Go through the lines below and copy each one that holds the string "title".

**TASK DATA**.
begin
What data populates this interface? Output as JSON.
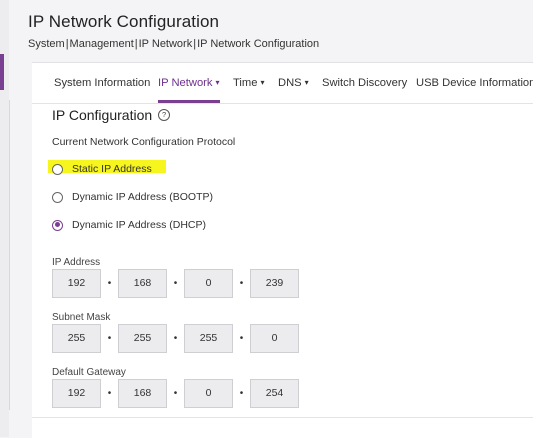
{
  "header": {
    "title": "IP Network Configuration",
    "breadcrumb": [
      "System",
      "Management",
      "IP Network",
      "IP Network Configuration"
    ]
  },
  "tabs": [
    {
      "label": "System Information",
      "dropdown": false,
      "active": false
    },
    {
      "label": "IP Network",
      "dropdown": true,
      "active": true
    },
    {
      "label": "Time",
      "dropdown": true,
      "active": false
    },
    {
      "label": "DNS",
      "dropdown": true,
      "active": false
    },
    {
      "label": "Switch Discovery",
      "dropdown": false,
      "active": false
    },
    {
      "label": "USB Device Information",
      "dropdown": false,
      "active": false
    }
  ],
  "section": {
    "title": "IP Configuration",
    "help_icon": "?",
    "protocol_label": "Current Network Configuration Protocol"
  },
  "protocol_options": [
    {
      "label": "Static IP Address",
      "selected": false,
      "highlighted": true
    },
    {
      "label": "Dynamic IP Address (BOOTP)",
      "selected": false,
      "highlighted": false
    },
    {
      "label": "Dynamic IP Address (DHCP)",
      "selected": true,
      "highlighted": false
    }
  ],
  "fields": {
    "ip_address": {
      "label": "IP Address",
      "octets": [
        "192",
        "168",
        "0",
        "239"
      ]
    },
    "subnet_mask": {
      "label": "Subnet Mask",
      "octets": [
        "255",
        "255",
        "255",
        "0"
      ]
    },
    "default_gateway": {
      "label": "Default Gateway",
      "octets": [
        "192",
        "168",
        "0",
        "254"
      ]
    }
  },
  "separator_glyph": "•",
  "caret_glyph": "▾",
  "colors": {
    "accent": "#7b3f91",
    "highlight": "#f6f51e",
    "field_bg": "#ececee"
  }
}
end
**OUTPUT OF THE EXERCISE**.
    "title": "IP Network Configuration",
    "title": "IP Configuration",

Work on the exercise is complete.